Stored data entries

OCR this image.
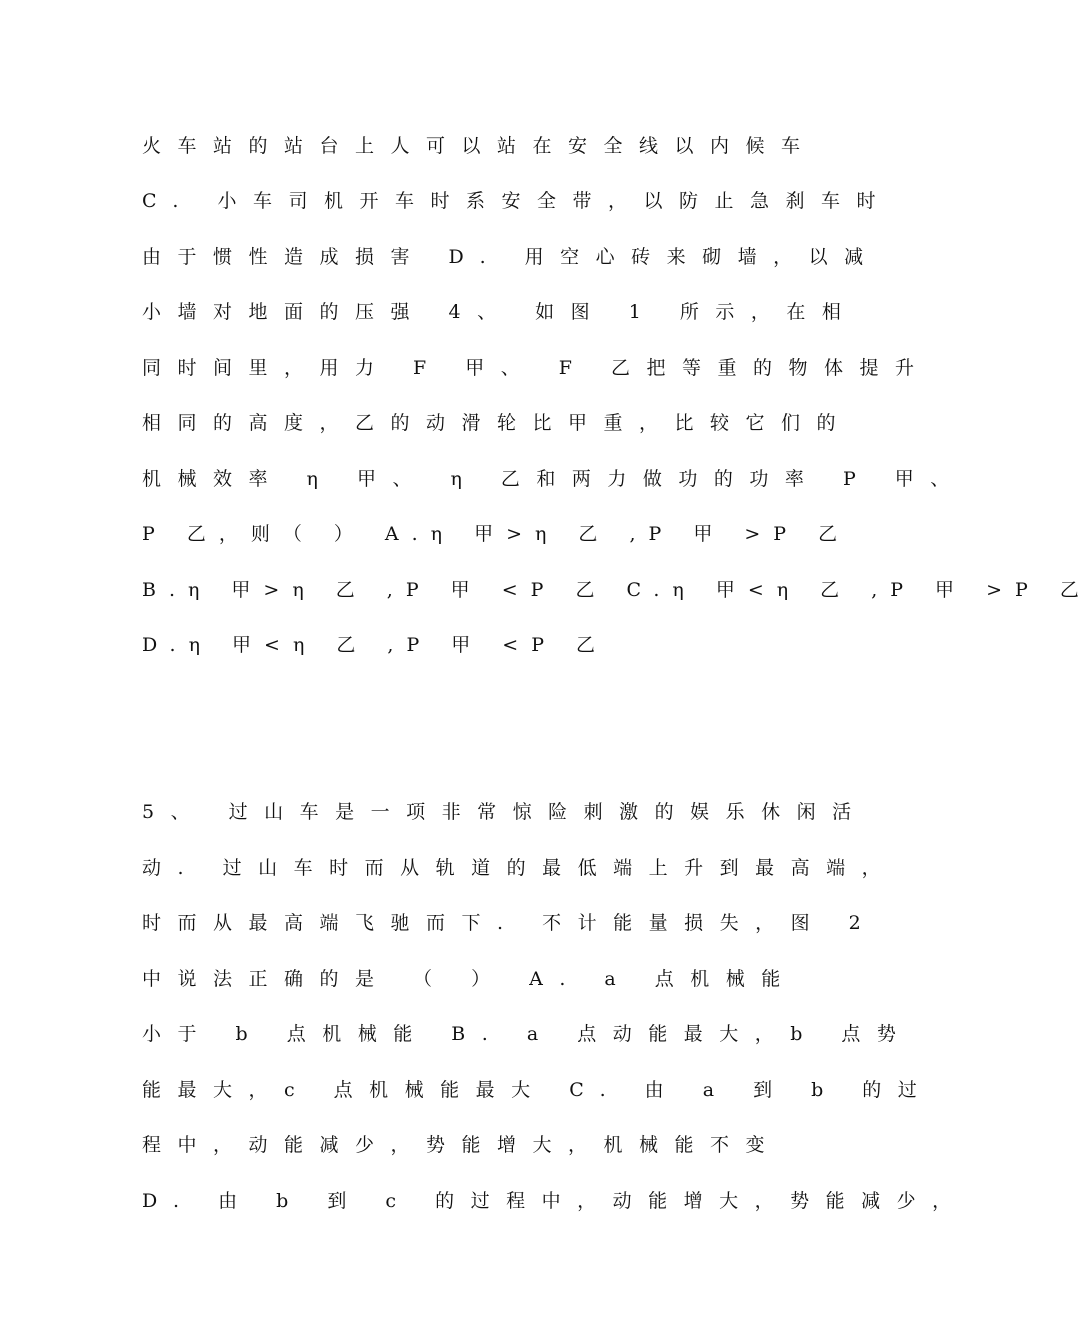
火车站的站台上人可以站在安全线以内候车
C. 小车司机开车时系安全带，以防止急刹车时
由于惯性造成损害 D. 用空心砖来砌墙，以减
小墙对地面的压强 4、 如图 1 所示，在相
同时间里，用力 F 甲、 F 乙把等重的物体提升
相同的高度，乙的动滑轮比甲重，比较它们的
机械效率 η 甲、 η 乙和两力做功的功率 P 甲、
P 乙，则（ ） A.η 甲>η 乙 ,P 甲 >P 乙
B.η 甲>η 乙 ,P 甲 <P 乙 C.η 甲<η 乙 ,P 甲 >P 乙
D.η 甲<η 乙 ,P 甲 <P 乙
5、 过山车是一项非常惊险刺激的娱乐休闲活
动. 过山车时而从轨道的最低端上升到最高端，
时而从最高端飞驰而下. 不计能量损失，图 2
中说法正确的是 （ ） A. a 点机械能
小于 b 点机械能 B. a 点动能最大，b 点势
能最大，c 点机械能最大 C. 由 a 到 b 的过
程中，动能减少，势能增大，机械能不变
D. 由 b 到 c 的过程中，动能增大，势能减少，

Task directions — Quote every record above exactly, leaving out the pictures.

Reply to the task —
OCR this image.
火车站的站台上人可以站在安全线以内候车
C. 小车司机开车时系安全带，以防止急刹车时
由于惯性造成损害 D. 用空心砖来砌墙，以减
小墙对地面的压强 4、 如图 1 所示，在相
同时间里，用力 F 甲、 F 乙把等重的物体提升
相同的高度，乙的动滑轮比甲重，比较它们的
机械效率 η 甲、 η 乙和两力做功的功率 P 甲、
P 乙，则（ ） A.η 甲>η 乙 ,P 甲 >P 乙
B.η 甲>η 乙 ,P 甲 <P 乙 C.η 甲<η 乙 ,P 甲 >P 乙
D.η 甲<η 乙 ,P 甲 <P 乙
5、 过山车是一项非常惊险刺激的娱乐休闲活
动. 过山车时而从轨道的最低端上升到最高端，
时而从最高端飞驰而下. 不计能量损失，图 2
中说法正确的是 （ ） A. a 点机械能
小于 b 点机械能 B. a 点动能最大，b 点势
能最大，c 点机械能最大 C. 由 a 到 b 的过
程中，动能减少，势能增大，机械能不变
D. 由 b 到 c 的过程中，动能增大，势能减少，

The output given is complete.